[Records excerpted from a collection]
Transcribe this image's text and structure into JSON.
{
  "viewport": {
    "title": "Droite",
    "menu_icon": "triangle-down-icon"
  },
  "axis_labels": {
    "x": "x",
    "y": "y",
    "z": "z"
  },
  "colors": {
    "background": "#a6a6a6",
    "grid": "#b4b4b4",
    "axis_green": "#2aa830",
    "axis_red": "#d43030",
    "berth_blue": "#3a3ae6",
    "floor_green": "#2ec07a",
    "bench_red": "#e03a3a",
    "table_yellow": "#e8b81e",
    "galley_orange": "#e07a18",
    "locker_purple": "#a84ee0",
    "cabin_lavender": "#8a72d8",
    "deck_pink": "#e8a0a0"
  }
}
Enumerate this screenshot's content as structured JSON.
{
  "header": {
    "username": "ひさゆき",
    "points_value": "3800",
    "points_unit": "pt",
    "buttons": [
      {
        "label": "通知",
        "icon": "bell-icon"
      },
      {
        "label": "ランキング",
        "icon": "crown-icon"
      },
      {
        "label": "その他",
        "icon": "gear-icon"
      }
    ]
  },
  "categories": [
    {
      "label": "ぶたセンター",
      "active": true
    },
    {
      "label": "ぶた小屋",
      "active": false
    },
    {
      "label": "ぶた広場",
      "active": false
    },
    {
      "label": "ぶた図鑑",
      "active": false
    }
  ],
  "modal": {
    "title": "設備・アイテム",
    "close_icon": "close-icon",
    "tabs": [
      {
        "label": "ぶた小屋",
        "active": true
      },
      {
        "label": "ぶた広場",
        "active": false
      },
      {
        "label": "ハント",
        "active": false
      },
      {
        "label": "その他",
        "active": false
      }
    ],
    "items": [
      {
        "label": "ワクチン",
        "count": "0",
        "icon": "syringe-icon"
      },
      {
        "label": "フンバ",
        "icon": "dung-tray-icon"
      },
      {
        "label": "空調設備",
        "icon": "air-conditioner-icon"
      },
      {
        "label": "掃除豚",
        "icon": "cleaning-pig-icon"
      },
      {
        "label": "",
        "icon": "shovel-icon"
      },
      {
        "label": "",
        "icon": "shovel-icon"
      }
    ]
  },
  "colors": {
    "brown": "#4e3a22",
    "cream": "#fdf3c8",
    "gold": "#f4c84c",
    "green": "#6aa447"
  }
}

__AIM__:
Collect every line with the string "icon" from the records, and copy each.

__ANSWER TO THE TASK__:
    "menu_icon": "triangle-down-icon"
        "icon": "bell-icon"
        "icon": "crown-icon"
        "icon": "gear-icon"
    "close_icon": "close-icon",
        "icon": "syringe-icon"
        "icon": "dung-tray-icon"
        "icon": "air-conditioner-icon"
        "icon": "cleaning-pig-icon"
        "icon": "shovel-icon"
        "icon": "shovel-icon"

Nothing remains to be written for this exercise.